Exercise:
Records follow. Pull out every line that contains "ffffff".

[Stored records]
►
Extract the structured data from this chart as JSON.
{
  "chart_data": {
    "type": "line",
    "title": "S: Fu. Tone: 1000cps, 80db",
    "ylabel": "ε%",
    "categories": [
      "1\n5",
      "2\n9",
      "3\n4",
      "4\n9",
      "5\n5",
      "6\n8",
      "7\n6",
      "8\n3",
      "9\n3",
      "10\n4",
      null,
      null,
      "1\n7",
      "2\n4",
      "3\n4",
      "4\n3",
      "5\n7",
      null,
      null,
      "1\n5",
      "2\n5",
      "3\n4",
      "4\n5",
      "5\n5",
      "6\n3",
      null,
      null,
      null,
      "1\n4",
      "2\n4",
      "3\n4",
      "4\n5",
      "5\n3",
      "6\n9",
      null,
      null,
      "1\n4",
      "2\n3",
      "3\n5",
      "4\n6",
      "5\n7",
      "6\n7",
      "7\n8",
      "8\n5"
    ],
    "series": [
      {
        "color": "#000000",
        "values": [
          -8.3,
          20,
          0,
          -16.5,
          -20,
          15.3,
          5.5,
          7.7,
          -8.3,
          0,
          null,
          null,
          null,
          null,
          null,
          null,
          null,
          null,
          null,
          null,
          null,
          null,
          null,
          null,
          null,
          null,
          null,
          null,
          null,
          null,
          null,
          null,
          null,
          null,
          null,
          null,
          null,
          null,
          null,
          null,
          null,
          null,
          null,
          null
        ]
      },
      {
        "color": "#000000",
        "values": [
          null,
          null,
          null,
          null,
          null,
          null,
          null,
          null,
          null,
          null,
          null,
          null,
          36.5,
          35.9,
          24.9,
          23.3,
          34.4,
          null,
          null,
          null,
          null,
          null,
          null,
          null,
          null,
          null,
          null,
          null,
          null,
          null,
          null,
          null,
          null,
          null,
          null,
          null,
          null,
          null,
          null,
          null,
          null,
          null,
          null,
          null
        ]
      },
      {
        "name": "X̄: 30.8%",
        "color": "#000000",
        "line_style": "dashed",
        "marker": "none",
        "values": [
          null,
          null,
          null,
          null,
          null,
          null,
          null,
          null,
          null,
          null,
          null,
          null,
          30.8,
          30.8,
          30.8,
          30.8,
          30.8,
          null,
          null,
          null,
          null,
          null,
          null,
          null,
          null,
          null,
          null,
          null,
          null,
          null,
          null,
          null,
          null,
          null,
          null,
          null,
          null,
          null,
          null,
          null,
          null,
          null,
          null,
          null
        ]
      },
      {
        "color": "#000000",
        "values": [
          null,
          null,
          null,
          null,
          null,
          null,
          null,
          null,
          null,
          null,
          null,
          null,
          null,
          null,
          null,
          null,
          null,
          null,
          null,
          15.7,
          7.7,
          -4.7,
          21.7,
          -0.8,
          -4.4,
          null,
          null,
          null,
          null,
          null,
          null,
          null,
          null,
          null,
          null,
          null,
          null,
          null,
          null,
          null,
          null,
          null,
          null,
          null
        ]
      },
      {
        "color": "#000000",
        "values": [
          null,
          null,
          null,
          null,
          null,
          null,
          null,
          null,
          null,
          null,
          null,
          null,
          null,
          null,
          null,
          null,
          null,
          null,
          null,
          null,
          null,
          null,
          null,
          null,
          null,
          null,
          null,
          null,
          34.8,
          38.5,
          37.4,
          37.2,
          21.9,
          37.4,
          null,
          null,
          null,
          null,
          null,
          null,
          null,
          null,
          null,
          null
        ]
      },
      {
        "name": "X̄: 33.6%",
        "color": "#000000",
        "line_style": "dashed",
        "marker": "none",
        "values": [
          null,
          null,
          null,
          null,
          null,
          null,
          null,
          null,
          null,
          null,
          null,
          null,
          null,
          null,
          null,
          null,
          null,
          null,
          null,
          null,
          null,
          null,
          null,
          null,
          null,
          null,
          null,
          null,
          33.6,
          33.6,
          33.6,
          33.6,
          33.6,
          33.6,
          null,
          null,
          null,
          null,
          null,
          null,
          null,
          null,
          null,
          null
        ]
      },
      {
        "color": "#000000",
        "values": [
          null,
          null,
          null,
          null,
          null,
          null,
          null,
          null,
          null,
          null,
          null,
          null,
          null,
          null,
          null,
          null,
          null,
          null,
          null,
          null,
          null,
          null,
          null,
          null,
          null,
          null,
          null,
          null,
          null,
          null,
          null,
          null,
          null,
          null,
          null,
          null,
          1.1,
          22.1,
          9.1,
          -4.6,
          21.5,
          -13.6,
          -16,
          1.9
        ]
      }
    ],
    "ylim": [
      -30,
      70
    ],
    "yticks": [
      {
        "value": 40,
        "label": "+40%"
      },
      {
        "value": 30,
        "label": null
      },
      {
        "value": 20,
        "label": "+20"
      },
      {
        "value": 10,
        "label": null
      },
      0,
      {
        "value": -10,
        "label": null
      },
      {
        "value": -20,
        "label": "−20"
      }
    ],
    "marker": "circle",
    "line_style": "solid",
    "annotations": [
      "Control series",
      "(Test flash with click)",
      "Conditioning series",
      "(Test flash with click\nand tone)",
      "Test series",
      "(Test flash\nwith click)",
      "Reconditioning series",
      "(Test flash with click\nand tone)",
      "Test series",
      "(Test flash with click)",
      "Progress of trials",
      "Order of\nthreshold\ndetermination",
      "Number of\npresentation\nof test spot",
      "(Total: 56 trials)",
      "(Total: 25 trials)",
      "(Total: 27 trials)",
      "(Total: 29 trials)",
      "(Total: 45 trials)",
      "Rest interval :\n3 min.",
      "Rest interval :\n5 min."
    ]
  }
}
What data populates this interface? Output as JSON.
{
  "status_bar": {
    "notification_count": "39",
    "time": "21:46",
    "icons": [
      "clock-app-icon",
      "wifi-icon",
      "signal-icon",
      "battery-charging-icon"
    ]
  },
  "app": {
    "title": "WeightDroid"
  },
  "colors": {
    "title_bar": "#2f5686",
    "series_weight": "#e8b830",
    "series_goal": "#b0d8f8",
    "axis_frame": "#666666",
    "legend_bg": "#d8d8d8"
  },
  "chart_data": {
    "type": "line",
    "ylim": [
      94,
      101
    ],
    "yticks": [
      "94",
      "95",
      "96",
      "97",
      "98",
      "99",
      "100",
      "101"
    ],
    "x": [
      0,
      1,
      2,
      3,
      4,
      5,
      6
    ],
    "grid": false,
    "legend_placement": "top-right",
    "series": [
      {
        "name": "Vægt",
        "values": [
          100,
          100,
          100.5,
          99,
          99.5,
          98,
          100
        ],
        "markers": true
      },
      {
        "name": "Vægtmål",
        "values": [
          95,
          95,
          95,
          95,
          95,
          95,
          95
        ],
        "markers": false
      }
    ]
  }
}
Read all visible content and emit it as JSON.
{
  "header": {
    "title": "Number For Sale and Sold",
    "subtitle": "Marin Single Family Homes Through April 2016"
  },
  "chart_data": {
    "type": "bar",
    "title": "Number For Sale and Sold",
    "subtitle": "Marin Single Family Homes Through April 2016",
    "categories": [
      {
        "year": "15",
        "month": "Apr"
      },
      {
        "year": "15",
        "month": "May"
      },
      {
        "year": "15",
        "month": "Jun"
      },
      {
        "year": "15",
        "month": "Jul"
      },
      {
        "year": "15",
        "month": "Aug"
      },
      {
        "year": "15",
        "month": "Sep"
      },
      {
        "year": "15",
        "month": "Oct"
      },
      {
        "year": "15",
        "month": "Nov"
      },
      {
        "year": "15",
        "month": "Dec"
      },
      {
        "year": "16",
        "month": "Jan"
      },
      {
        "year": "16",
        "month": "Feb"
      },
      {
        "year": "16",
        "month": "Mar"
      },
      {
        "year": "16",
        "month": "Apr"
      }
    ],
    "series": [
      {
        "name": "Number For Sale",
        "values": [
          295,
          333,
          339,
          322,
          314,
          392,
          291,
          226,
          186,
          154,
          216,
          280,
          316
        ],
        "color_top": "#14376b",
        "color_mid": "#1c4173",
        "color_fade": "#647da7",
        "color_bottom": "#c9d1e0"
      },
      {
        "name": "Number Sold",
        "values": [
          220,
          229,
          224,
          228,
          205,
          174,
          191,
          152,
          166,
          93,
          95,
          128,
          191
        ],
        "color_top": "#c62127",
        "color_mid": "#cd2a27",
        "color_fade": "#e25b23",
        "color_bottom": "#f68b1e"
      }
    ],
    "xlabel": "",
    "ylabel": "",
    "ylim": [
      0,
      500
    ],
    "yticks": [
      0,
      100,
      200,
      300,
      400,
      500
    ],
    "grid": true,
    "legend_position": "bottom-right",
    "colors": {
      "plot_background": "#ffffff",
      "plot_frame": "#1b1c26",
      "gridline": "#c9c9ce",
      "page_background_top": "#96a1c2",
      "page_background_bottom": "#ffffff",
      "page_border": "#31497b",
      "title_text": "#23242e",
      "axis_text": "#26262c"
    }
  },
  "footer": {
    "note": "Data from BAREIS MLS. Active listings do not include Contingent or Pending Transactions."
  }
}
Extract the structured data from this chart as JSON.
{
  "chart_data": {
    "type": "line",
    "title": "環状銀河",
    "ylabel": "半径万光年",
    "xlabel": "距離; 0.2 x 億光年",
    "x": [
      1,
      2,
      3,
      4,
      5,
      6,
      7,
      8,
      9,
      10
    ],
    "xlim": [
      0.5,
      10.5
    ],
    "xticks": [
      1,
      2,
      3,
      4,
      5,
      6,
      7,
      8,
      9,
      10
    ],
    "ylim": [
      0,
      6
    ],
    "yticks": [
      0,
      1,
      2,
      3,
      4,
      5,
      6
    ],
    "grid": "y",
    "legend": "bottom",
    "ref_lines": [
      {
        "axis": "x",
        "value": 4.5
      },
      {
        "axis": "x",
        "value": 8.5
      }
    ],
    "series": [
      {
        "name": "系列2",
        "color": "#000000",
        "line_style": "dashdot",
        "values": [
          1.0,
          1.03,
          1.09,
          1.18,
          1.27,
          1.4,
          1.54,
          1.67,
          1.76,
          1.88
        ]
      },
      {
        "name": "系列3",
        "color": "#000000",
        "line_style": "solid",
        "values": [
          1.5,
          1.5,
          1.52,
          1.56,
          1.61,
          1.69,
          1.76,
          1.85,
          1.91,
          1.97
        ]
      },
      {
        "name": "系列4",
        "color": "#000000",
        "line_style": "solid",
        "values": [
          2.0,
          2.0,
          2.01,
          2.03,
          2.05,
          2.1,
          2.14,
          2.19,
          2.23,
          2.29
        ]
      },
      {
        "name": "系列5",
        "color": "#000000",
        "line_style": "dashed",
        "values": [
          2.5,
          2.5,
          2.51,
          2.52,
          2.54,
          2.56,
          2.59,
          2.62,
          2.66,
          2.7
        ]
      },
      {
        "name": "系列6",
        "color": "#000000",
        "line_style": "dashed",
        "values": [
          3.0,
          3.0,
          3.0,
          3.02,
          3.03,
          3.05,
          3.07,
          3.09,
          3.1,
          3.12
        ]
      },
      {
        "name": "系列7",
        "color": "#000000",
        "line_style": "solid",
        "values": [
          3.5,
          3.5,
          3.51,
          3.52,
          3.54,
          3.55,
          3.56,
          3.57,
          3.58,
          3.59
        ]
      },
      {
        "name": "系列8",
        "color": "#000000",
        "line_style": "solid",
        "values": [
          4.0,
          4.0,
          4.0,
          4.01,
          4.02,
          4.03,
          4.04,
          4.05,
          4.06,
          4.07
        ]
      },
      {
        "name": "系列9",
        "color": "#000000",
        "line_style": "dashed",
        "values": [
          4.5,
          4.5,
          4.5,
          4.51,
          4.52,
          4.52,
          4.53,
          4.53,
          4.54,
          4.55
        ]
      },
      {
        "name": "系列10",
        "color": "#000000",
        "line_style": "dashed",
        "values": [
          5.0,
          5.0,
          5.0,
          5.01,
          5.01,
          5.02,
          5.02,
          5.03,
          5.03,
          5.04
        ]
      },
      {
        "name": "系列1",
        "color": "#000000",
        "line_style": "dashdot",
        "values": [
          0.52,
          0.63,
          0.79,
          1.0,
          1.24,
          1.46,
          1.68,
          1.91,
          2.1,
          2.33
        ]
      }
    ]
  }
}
◄
Final result:
      "plot_background": "#ffffff",
      "page_background_bottom": "#ffffff",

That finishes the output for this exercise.